TAREFA OBRIGATÓRIA 1 -> Como fica em inglês esta frase da reportagem sobre a Operação Ibiaçá: "Os documentos, divididos em seis volumes e onze anexos, somam mais de 2 mil páginas."?
TAREFA OBRIGATÓRIA 2 -> Pode dar sequência à reportagem sobre a Operação Ibiaçá, começando logo após a última frase apresentada?

TRECHO FORNECIDO ->
Corrupção virou rotina na Prefeitura

Novos áudios da Operação Ibiaçá mostram a ação ilegal de empreiteiros e agentes públicos nas licitações em Montenegro

Com impressionante desfaçatez e organização, um grupo de empresários e agentes públicos agiu por mais de um ano na Prefeitura de Montenegro, fraudando licitações e superfaturando preços. Esta é a conclusão a que chegaram os promotores de Justiça após ouvir as escutas telefônicas de cerca de dez pessoas, concedidas pela Justiça, e que deram origem a uma ação civil pública contra o ex-prefeito Luiz Américo Aldana e seus principais assessores por fraudes na concorrência do transporte escolar. Sabe-se, agora, que a “organização criminosa” tinha ramificações em outras áreas do governo e que os valores pagos a mais ou por serviços mal feitos podem chegar a milhões de Reais.

Na manhã de ontem, o presidente da Câmara de Vereadores, Neri de Mello Pena (PTB) com o aval do desembargador Júlio Cézar Finger, da 4ª Câmara Criminal do Tribunal de Justiça, tornou públicos os autos da Operação Ibiaçá. Os documentos, divididos em seis volumes e onze anexos, somam mais de 2 mil páginas. Embora o senso de responsabilidade para com a informação exija uma análise mais detalhada da papelada, já é possível dizer que a corrupção era rotina na Prefeitura durante o governo Aldana.

Entradas armazenadas ->
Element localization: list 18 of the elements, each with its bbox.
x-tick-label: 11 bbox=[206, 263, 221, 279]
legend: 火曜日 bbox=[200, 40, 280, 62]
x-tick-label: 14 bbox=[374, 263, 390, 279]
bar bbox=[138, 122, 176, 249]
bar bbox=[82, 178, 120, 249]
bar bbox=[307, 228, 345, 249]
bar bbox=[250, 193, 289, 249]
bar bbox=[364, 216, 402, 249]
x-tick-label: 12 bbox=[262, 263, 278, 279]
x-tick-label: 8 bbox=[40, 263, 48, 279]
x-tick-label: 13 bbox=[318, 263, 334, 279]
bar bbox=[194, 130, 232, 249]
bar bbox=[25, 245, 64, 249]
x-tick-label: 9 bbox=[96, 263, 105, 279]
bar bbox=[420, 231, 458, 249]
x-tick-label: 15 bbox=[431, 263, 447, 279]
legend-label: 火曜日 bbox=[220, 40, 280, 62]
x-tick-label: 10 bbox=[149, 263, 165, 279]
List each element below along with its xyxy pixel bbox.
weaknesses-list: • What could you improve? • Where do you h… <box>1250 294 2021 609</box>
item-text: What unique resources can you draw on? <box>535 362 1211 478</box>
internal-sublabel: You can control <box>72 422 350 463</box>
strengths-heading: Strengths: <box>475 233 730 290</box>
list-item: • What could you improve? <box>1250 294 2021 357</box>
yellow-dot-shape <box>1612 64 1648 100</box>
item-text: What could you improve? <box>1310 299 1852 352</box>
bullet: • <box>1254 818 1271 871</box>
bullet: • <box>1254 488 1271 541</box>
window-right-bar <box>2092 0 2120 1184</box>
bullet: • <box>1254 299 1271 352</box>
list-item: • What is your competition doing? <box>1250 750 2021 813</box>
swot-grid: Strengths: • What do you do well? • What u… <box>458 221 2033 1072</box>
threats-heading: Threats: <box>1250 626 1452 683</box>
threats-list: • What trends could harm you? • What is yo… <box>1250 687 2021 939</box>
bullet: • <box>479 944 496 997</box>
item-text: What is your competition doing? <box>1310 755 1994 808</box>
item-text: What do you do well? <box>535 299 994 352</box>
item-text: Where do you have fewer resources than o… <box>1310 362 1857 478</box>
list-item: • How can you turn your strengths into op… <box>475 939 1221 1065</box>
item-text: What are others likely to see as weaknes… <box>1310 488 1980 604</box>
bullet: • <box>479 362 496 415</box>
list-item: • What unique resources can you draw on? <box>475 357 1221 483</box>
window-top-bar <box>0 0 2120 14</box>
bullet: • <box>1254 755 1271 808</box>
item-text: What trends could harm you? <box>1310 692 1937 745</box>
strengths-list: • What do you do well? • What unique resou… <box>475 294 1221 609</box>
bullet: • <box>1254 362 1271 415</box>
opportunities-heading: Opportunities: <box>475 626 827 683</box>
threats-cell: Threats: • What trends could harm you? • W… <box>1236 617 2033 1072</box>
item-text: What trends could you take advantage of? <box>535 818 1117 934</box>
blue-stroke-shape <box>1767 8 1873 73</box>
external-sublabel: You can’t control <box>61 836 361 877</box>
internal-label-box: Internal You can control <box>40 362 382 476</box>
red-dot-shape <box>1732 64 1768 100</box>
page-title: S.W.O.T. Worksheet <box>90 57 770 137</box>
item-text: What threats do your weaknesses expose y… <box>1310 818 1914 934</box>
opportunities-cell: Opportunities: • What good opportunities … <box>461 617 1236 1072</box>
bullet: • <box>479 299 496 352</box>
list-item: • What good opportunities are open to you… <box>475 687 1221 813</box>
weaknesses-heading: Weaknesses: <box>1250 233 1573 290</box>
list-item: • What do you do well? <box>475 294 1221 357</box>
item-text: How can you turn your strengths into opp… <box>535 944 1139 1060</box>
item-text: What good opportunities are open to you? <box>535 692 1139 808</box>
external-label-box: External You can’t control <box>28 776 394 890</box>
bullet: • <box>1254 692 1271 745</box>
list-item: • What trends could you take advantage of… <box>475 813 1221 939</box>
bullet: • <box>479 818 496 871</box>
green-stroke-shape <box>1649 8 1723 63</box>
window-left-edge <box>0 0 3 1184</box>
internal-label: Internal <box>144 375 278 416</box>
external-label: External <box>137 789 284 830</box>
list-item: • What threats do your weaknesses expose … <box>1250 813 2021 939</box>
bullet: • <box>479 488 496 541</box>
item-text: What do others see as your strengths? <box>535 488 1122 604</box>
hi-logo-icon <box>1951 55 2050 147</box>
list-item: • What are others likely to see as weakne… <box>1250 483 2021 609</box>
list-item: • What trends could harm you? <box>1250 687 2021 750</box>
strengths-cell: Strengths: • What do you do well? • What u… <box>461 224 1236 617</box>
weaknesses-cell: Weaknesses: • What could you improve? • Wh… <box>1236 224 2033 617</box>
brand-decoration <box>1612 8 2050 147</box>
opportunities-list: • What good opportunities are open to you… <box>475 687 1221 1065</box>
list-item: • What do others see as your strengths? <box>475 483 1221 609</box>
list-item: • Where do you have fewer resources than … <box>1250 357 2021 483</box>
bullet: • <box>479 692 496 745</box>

RESULTADO 1 -> The documents, divided into six volumes and eleven annexes, total more than 2,000 pages.

RESULTADO 2 ->
O material chegou à Câmara durante o processo de Impeachment do prefeito, concluído na semana passada. Porém, embora o “segredo de Justiça”, que impedia a divulgação do conteúdo, tenha sido levantado em 29 de agosto, só ontem ocorreu a divulgação. Segundo o presidente do Legislativo, a decisão foi do grupo de vereadores, para não “tumultuar” o processo de cassação.

A documentação contém a transcrição de dezenas de conversas entre agentes do governo com os empresários Ricardo Schütz e José Valmir Silveira D’Ávila, donos das empreiteiras Kamu e JLV. Num esquema que tinha o engenheiro Ricardo de Albuquerque Mello, da Secretaria Municipal de Obras Públicas, como viga-mestra, ambos ditavam as regras das concorrências, a ponto de elaborarem eles próprios – e não a Prefeitura – os orçamentos que deram base aos processos de licitação de vários serviços. Entre eles, a construção de escolas, de muros e da recuperação do Cais do Porto, onde as enxurradas levaram parte do talude em 2015.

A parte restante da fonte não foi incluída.